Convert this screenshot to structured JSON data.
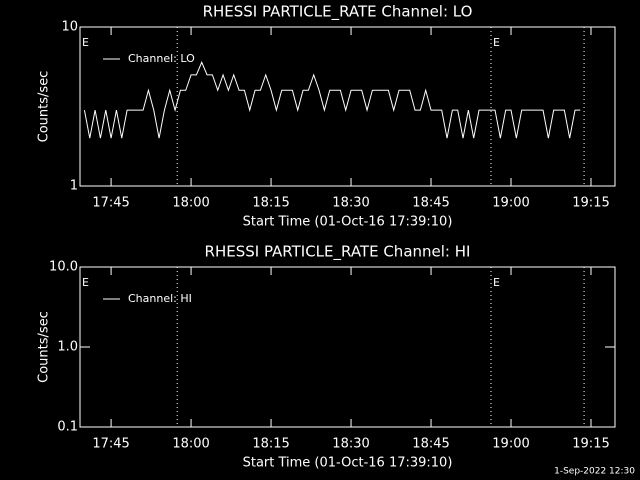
{
  "chart_data": [
    {
      "type": "line",
      "title": "RHESSI PARTICLE_RATE Channel: LO",
      "x_label": "Start Time (01-Oct-16 17:39:10)",
      "y_label": "Counts/sec",
      "log_y": true,
      "ylim": [
        1,
        10
      ],
      "yticks": [
        1,
        10
      ],
      "xlim": [
        39.17,
        139.5
      ],
      "xticks": [
        {
          "value": 45,
          "label": "17:45"
        },
        {
          "value": 60,
          "label": "18:00"
        },
        {
          "value": 75,
          "label": "18:15"
        },
        {
          "value": 90,
          "label": "18:30"
        },
        {
          "value": 105,
          "label": "18:45"
        },
        {
          "value": 120,
          "label": "19:00"
        },
        {
          "value": 135,
          "label": "19:15"
        }
      ],
      "vlines": [
        57.4,
        116.25,
        133.7
      ],
      "annotations": [
        {
          "text": "E",
          "x": 39.17
        },
        {
          "text": "E",
          "x": 116.25
        }
      ],
      "legend": "upper left",
      "series": [
        {
          "name": "Channel: LO",
          "color": "#ffffff",
          "x": [
            40,
            41,
            42,
            43,
            44,
            45,
            46,
            47,
            48,
            49,
            50,
            51,
            52,
            53,
            54,
            55,
            56,
            57,
            58,
            59,
            60,
            61,
            62,
            63,
            64,
            65,
            66,
            67,
            68,
            69,
            70,
            71,
            72,
            73,
            74,
            75,
            76,
            77,
            78,
            79,
            80,
            81,
            82,
            83,
            84,
            85,
            86,
            87,
            88,
            89,
            90,
            91,
            92,
            93,
            94,
            95,
            96,
            97,
            98,
            99,
            100,
            101,
            102,
            103,
            104,
            105,
            106,
            107,
            108,
            109,
            110,
            111,
            112,
            113,
            114,
            115,
            116,
            117,
            118,
            119,
            120,
            121,
            122,
            123,
            124,
            125,
            126,
            127,
            128,
            129,
            130,
            131,
            132,
            133
          ],
          "values": [
            3,
            2,
            3,
            2,
            3,
            2,
            3,
            2,
            3,
            3,
            3,
            3,
            4,
            3,
            2,
            3,
            4,
            3,
            4,
            4,
            5,
            5,
            6,
            5,
            5,
            4,
            5,
            4,
            5,
            4,
            4,
            3,
            4,
            4,
            5,
            4,
            3,
            4,
            4,
            4,
            3,
            4,
            4,
            5,
            4,
            3,
            4,
            4,
            4,
            3,
            4,
            4,
            4,
            3,
            4,
            4,
            4,
            4,
            3,
            4,
            4,
            4,
            3,
            3,
            4,
            3,
            3,
            3,
            2,
            3,
            3,
            2,
            3,
            2,
            3,
            3,
            3,
            3,
            2,
            3,
            3,
            2,
            3,
            3,
            3,
            3,
            3,
            2,
            3,
            3,
            3,
            2,
            3,
            3
          ]
        }
      ]
    },
    {
      "type": "line",
      "title": "RHESSI PARTICLE_RATE Channel: HI",
      "x_label": "Start Time (01-Oct-16 17:39:10)",
      "y_label": "Counts/sec",
      "log_y": true,
      "ylim": [
        0.1,
        10
      ],
      "yticks": [
        0.1,
        {
          "value": 1,
          "label": "1.0"
        },
        {
          "value": 10,
          "label": "10.0"
        }
      ],
      "xlim": [
        39.17,
        139.5
      ],
      "xticks": [
        {
          "value": 45,
          "label": "17:45"
        },
        {
          "value": 60,
          "label": "18:00"
        },
        {
          "value": 75,
          "label": "18:15"
        },
        {
          "value": 90,
          "label": "18:30"
        },
        {
          "value": 105,
          "label": "18:45"
        },
        {
          "value": 120,
          "label": "19:00"
        },
        {
          "value": 135,
          "label": "19:15"
        }
      ],
      "vlines": [
        57.4,
        116.25,
        133.7
      ],
      "annotations": [
        {
          "text": "E",
          "x": 39.17
        },
        {
          "text": "E",
          "x": 116.25
        }
      ],
      "legend": "upper left",
      "series": [
        {
          "name": "Channel: HI",
          "color": "#ffffff",
          "x": [],
          "values": []
        }
      ]
    }
  ],
  "footer": "1-Sep-2022 12:30"
}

:: What to produce ::
Without the pictures, return all the records precisely as they stand.

:: Solution ::
Convert this screenshot to structured JSON data.
{
  "chart_data": [
    {
      "type": "line",
      "title": "RHESSI PARTICLE_RATE Channel: LO",
      "x_label": "Start Time (01-Oct-16 17:39:10)",
      "y_label": "Counts/sec",
      "log_y": true,
      "ylim": [
        1,
        10
      ],
      "yticks": [
        1,
        10
      ],
      "xlim": [
        39.17,
        139.5
      ],
      "xticks": [
        {
          "value": 45,
          "label": "17:45"
        },
        {
          "value": 60,
          "label": "18:00"
        },
        {
          "value": 75,
          "label": "18:15"
        },
        {
          "value": 90,
          "label": "18:30"
        },
        {
          "value": 105,
          "label": "18:45"
        },
        {
          "value": 120,
          "label": "19:00"
        },
        {
          "value": 135,
          "label": "19:15"
        }
      ],
      "vlines": [
        57.4,
        116.25,
        133.7
      ],
      "annotations": [
        {
          "text": "E",
          "x": 39.17
        },
        {
          "text": "E",
          "x": 116.25
        }
      ],
      "legend": "upper left",
      "series": [
        {
          "name": "Channel: LO",
          "color": "#ffffff",
          "x": [
            40,
            41,
            42,
            43,
            44,
            45,
            46,
            47,
            48,
            49,
            50,
            51,
            52,
            53,
            54,
            55,
            56,
            57,
            58,
            59,
            60,
            61,
            62,
            63,
            64,
            65,
            66,
            67,
            68,
            69,
            70,
            71,
            72,
            73,
            74,
            75,
            76,
            77,
            78,
            79,
            80,
            81,
            82,
            83,
            84,
            85,
            86,
            87,
            88,
            89,
            90,
            91,
            92,
            93,
            94,
            95,
            96,
            97,
            98,
            99,
            100,
            101,
            102,
            103,
            104,
            105,
            106,
            107,
            108,
            109,
            110,
            111,
            112,
            113,
            114,
            115,
            116,
            117,
            118,
            119,
            120,
            121,
            122,
            123,
            124,
            125,
            126,
            127,
            128,
            129,
            130,
            131,
            132,
            133
          ],
          "values": [
            3,
            2,
            3,
            2,
            3,
            2,
            3,
            2,
            3,
            3,
            3,
            3,
            4,
            3,
            2,
            3,
            4,
            3,
            4,
            4,
            5,
            5,
            6,
            5,
            5,
            4,
            5,
            4,
            5,
            4,
            4,
            3,
            4,
            4,
            5,
            4,
            3,
            4,
            4,
            4,
            3,
            4,
            4,
            5,
            4,
            3,
            4,
            4,
            4,
            3,
            4,
            4,
            4,
            3,
            4,
            4,
            4,
            4,
            3,
            4,
            4,
            4,
            3,
            3,
            4,
            3,
            3,
            3,
            2,
            3,
            3,
            2,
            3,
            2,
            3,
            3,
            3,
            3,
            2,
            3,
            3,
            2,
            3,
            3,
            3,
            3,
            3,
            2,
            3,
            3,
            3,
            2,
            3,
            3
          ]
        }
      ]
    },
    {
      "type": "line",
      "title": "RHESSI PARTICLE_RATE Channel: HI",
      "x_label": "Start Time (01-Oct-16 17:39:10)",
      "y_label": "Counts/sec",
      "log_y": true,
      "ylim": [
        0.1,
        10
      ],
      "yticks": [
        0.1,
        {
          "value": 1,
          "label": "1.0"
        },
        {
          "value": 10,
          "label": "10.0"
        }
      ],
      "xlim": [
        39.17,
        139.5
      ],
      "xticks": [
        {
          "value": 45,
          "label": "17:45"
        },
        {
          "value": 60,
          "label": "18:00"
        },
        {
          "value": 75,
          "label": "18:15"
        },
        {
          "value": 90,
          "label": "18:30"
        },
        {
          "value": 105,
          "label": "18:45"
        },
        {
          "value": 120,
          "label": "19:00"
        },
        {
          "value": 135,
          "label": "19:15"
        }
      ],
      "vlines": [
        57.4,
        116.25,
        133.7
      ],
      "annotations": [
        {
          "text": "E",
          "x": 39.17
        },
        {
          "text": "E",
          "x": 116.25
        }
      ],
      "legend": "upper left",
      "series": [
        {
          "name": "Channel: HI",
          "color": "#ffffff",
          "x": [],
          "values": []
        }
      ]
    }
  ],
  "footer": "1-Sep-2022 12:30"
}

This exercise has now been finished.